Reproduce the records below in full and without edits, omitting images.
┌─ Task inputs
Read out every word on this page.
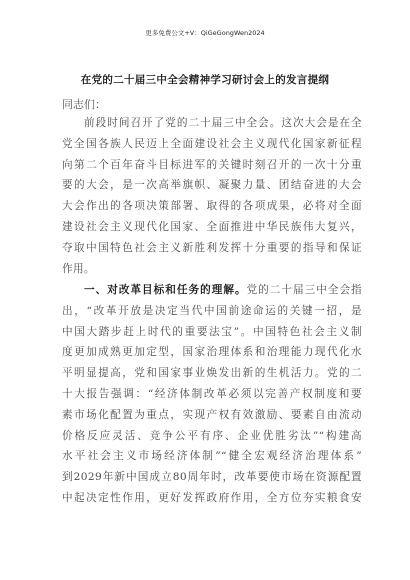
更多免费公文+V：QiGeGongWen2024
在党的二十届三中全会精神学习研讨会上的发言提纲
同志们：
前段时间召开了党的二十届三中全会。这次大会是在全
党全国各族人民迈上全面建设社会主义现代化国家新征程
向第二个百年奋斗目标进军的关键时刻召开的一次十分重
要的大会，是一次高举旗帜、凝聚力量、团结奋进的大会
大会作出的各项决策部署、取得的各项成果，必将对全面
建设社会主义现代化国家、全面推进中华民族伟大复兴，
夺取中国特色社会主义新胜利发挥十分重要的指导和保证
作用。
一、对改革目标和任务的理解。党的二十届三中全会指
出，“改革开放是决定当代中国前途命运的关键一招，是
中国大踏步赶上时代的重要法宝”。中国特色社会主义制
度更加成熟更加定型，国家治理体系和治理能力现代化水
平明显提高，党和国家事业焕发出新的生机活力。党的二
十大报告强调：“经济体制改革必须以完善产权制度和要
素市场化配置为重点，实现产权有效激励、要素自由流动
价格反应灵活、竞争公平有序、企业优胜劣汰”“构建高
水平社会主义市场经济体制”“健全宏观经济治理体系”
到2029年新中国成立80周年时，改革要使市场在资源配置
中起决定性作用，更好发挥政府作用，全方位夯实粮食安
└─
**The answer**
Read out every word on this page.
更多免费公文+V：QiGeGongWen2024
在党的二十届三中全会精神学习研讨会上的发言提纲
同志们：
前段时间召开了党的二十届三中全会。这次大会是在全
党全国各族人民迈上全面建设社会主义现代化国家新征程
向第二个百年奋斗目标进军的关键时刻召开的一次十分重
要的大会，是一次高举旗帜、凝聚力量、团结奋进的大会
大会作出的各项决策部署、取得的各项成果，必将对全面
建设社会主义现代化国家、全面推进中华民族伟大复兴，
夺取中国特色社会主义新胜利发挥十分重要的指导和保证
作用。
一、对改革目标和任务的理解。党的二十届三中全会指
出，“改革开放是决定当代中国前途命运的关键一招，是
中国大踏步赶上时代的重要法宝”。中国特色社会主义制
度更加成熟更加定型，国家治理体系和治理能力现代化水
平明显提高，党和国家事业焕发出新的生机活力。党的二
十大报告强调：“经济体制改革必须以完善产权制度和要
素市场化配置为重点，实现产权有效激励、要素自由流动
价格反应灵活、竞争公平有序、企业优胜劣汰”“构建高
水平社会主义市场经济体制”“健全宏观经济治理体系”
到2029年新中国成立80周年时，改革要使市场在资源配置
中起决定性作用，更好发挥政府作用，全方位夯实粮食安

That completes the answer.